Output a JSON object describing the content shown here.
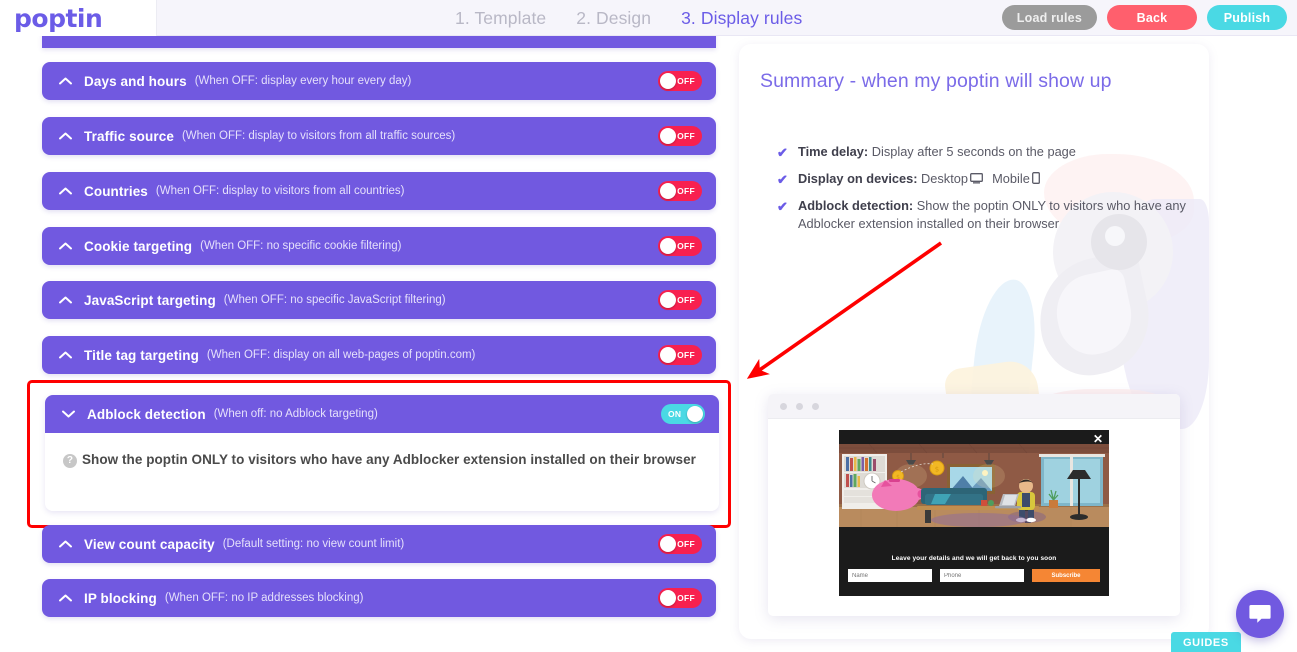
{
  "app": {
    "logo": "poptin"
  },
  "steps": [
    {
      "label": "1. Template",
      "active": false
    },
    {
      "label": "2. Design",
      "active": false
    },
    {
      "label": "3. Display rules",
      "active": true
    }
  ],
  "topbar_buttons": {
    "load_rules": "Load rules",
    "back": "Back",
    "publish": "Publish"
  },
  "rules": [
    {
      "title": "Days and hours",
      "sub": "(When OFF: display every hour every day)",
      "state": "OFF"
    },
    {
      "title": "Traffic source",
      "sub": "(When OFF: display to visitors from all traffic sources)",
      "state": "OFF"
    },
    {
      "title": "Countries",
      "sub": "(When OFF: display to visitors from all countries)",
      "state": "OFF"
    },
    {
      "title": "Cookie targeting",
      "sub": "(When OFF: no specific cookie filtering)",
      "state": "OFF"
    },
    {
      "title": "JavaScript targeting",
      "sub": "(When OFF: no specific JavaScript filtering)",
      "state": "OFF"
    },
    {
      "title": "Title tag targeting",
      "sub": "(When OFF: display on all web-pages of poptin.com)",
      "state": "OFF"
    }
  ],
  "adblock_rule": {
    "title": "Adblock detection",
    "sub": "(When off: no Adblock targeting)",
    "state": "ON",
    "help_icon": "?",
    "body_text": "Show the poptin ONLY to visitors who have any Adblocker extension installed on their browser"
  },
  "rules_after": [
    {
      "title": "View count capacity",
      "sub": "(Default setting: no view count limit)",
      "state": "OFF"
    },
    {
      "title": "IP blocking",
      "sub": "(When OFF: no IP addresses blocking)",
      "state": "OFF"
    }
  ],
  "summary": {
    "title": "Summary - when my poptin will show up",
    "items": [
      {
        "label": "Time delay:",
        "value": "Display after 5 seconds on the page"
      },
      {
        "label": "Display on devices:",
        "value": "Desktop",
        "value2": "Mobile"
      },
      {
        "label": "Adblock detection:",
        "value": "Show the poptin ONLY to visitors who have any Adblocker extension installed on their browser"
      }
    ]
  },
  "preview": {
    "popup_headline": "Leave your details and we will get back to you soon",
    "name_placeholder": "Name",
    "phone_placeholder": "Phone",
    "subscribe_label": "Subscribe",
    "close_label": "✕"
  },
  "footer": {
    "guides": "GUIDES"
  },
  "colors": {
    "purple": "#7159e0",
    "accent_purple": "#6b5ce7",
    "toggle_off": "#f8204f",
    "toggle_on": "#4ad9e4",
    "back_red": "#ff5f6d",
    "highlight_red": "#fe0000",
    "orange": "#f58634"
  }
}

THE PROBLEM
How many lines in the listing above contain the string "blocking"? Answer with the number only.

OUTPUT OF THE TASK
2